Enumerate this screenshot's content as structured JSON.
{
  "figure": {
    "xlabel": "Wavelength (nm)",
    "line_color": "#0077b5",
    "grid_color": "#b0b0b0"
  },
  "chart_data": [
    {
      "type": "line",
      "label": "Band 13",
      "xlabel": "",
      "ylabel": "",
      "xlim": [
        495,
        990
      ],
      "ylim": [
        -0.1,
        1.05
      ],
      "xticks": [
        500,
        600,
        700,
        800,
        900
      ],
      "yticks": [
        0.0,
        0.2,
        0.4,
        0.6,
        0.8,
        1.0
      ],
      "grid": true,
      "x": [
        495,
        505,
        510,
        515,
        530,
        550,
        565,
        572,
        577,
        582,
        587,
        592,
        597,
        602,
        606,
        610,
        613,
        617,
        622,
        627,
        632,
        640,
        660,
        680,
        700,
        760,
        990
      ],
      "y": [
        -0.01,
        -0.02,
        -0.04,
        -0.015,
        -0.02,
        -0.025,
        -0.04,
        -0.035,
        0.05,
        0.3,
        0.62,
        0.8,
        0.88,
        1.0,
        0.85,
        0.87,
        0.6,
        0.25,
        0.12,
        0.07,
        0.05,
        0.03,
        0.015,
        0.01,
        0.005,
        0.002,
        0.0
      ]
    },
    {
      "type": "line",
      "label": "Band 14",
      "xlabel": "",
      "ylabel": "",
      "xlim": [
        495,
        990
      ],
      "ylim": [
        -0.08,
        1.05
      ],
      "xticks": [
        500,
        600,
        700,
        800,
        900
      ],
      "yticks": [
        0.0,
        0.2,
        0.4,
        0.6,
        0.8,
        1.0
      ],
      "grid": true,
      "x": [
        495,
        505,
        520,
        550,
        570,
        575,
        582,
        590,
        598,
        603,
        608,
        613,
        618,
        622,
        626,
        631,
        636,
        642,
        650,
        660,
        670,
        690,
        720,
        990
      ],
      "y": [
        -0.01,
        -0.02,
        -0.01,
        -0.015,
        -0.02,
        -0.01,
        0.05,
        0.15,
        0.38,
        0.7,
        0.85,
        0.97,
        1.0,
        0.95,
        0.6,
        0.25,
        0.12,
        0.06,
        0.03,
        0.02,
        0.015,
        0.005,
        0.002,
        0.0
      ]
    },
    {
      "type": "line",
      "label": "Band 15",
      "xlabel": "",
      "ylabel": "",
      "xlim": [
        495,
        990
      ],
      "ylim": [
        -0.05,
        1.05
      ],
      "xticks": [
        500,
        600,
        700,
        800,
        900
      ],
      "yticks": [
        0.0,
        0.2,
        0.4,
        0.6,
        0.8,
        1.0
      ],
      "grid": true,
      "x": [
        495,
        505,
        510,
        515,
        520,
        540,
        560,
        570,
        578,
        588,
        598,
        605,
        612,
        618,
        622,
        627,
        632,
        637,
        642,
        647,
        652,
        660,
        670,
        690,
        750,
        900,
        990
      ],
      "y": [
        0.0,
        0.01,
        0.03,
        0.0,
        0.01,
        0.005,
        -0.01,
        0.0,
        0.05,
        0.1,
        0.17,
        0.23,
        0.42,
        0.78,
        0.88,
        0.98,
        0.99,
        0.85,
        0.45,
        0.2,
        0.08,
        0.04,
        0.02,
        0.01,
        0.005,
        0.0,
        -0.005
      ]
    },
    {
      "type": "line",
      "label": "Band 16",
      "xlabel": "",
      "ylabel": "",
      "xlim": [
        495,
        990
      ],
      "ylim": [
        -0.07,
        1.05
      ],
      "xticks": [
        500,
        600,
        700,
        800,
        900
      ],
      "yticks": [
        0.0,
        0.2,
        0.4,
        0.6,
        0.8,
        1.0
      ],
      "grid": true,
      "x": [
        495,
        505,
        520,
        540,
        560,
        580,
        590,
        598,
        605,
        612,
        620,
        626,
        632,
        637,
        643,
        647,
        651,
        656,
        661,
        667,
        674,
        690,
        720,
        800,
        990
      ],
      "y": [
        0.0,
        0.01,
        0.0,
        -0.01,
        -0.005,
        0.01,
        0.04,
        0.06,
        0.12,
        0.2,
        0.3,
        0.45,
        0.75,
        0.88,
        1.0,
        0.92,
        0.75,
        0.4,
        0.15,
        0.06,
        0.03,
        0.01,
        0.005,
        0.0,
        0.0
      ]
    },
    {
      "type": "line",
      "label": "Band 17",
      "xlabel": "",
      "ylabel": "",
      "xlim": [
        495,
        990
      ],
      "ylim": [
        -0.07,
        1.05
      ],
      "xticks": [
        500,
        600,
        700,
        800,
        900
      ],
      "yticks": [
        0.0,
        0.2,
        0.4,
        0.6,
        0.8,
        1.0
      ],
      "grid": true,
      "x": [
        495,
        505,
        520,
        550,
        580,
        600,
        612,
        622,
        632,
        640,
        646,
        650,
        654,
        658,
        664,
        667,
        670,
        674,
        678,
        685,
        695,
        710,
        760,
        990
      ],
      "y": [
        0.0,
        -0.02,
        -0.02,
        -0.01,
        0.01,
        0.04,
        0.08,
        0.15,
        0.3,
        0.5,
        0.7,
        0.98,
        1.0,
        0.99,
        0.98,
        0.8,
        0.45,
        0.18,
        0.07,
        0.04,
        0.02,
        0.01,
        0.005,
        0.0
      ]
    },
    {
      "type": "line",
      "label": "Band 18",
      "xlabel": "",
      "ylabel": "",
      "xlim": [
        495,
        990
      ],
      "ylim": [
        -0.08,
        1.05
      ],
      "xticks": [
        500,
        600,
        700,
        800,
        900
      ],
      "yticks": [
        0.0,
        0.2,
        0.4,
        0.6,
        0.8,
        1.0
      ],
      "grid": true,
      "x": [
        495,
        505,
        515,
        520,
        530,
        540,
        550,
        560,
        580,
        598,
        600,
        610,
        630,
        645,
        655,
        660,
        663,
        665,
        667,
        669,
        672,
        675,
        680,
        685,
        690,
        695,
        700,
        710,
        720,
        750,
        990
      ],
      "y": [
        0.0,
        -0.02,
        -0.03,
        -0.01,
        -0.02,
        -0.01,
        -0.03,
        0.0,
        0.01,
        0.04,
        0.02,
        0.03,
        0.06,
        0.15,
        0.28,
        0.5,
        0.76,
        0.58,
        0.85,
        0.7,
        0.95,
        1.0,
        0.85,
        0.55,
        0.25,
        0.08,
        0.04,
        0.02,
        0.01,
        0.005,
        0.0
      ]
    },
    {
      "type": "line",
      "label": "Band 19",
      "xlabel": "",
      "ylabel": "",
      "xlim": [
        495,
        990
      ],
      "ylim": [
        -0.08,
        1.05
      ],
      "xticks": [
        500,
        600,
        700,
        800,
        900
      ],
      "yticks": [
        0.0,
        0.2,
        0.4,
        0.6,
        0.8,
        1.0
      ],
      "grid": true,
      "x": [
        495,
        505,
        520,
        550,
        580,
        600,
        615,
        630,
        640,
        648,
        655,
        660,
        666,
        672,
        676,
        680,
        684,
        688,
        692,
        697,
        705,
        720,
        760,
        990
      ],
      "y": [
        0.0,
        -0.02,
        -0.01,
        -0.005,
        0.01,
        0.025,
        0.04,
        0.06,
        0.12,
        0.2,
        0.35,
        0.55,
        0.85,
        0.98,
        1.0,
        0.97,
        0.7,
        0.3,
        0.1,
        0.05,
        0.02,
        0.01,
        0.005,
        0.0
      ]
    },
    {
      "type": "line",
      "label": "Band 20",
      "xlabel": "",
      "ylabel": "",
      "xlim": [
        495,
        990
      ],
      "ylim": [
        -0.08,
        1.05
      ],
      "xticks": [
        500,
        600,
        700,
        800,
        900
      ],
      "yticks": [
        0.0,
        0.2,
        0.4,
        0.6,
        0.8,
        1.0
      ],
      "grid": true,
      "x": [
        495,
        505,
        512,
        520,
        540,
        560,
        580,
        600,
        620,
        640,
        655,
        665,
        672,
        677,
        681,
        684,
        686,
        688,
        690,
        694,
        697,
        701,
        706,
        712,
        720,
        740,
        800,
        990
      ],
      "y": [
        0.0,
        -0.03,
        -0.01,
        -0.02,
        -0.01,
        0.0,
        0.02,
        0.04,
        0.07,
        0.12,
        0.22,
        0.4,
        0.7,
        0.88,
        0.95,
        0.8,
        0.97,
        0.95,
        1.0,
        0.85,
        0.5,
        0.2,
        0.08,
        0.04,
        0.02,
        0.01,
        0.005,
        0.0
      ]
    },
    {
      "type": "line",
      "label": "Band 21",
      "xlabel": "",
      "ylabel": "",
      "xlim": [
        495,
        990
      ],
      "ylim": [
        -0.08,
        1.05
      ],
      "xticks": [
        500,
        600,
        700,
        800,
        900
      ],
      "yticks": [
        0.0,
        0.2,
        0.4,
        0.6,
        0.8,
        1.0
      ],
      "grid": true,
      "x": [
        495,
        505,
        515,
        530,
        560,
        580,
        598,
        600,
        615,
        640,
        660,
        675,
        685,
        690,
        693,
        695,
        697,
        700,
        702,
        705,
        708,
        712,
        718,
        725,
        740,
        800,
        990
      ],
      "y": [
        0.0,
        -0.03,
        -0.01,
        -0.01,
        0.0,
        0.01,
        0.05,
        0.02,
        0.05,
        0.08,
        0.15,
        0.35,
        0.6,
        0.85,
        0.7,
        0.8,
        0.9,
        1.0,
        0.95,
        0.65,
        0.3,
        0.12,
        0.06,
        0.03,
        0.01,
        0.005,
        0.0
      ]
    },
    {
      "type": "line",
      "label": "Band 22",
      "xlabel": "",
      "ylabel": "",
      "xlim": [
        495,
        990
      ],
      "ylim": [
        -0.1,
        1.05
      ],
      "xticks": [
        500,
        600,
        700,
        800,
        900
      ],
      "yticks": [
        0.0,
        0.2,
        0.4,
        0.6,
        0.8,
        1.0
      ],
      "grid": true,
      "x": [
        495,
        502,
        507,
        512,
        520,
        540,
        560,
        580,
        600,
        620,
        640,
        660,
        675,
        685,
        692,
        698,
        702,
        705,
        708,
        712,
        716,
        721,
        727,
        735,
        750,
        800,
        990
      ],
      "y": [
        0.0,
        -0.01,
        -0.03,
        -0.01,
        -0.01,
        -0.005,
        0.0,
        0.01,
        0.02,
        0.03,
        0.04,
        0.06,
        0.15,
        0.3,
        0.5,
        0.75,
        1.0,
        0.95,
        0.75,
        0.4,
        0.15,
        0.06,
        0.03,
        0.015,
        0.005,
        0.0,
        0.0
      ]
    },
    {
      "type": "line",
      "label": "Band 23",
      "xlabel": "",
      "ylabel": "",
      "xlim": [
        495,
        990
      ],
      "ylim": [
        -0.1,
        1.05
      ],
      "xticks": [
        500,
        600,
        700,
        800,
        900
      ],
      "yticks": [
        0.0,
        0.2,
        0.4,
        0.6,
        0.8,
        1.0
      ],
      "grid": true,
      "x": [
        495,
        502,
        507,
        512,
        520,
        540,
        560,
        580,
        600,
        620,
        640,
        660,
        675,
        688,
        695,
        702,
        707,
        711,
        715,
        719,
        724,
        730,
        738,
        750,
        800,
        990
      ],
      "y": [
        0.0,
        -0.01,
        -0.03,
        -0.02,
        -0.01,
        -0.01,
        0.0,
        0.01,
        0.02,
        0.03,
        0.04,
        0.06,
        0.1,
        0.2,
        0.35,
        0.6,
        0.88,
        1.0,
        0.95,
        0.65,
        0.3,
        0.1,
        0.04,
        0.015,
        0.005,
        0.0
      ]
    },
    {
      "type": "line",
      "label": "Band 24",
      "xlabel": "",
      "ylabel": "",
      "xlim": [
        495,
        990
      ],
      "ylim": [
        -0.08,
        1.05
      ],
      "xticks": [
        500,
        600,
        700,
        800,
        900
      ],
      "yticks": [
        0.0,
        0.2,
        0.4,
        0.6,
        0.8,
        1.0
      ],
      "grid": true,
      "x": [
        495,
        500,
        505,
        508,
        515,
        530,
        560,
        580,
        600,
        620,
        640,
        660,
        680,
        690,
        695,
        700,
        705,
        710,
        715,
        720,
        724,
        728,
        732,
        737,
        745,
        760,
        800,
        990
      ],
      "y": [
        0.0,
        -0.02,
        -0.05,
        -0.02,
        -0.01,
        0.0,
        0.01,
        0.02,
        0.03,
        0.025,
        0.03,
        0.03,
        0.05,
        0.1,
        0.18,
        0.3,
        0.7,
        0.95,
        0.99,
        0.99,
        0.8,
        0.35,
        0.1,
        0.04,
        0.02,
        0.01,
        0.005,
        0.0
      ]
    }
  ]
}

→ **INSTRUCTIONS FOR THE TASK**
Which lines include the word "Band"? List them all.

→ **TASK RESULT**
      "label": "Band 13",
      "label": "Band 14",
      "label": "Band 15",
      "label": "Band 16",
      "label": "Band 17",
      "label": "Band 18",
      "label": "Band 19",
      "label": "Band 20",
      "label": "Band 21",
      "label": "Band 22",
      "label": "Band 23",
      "label": "Band 24",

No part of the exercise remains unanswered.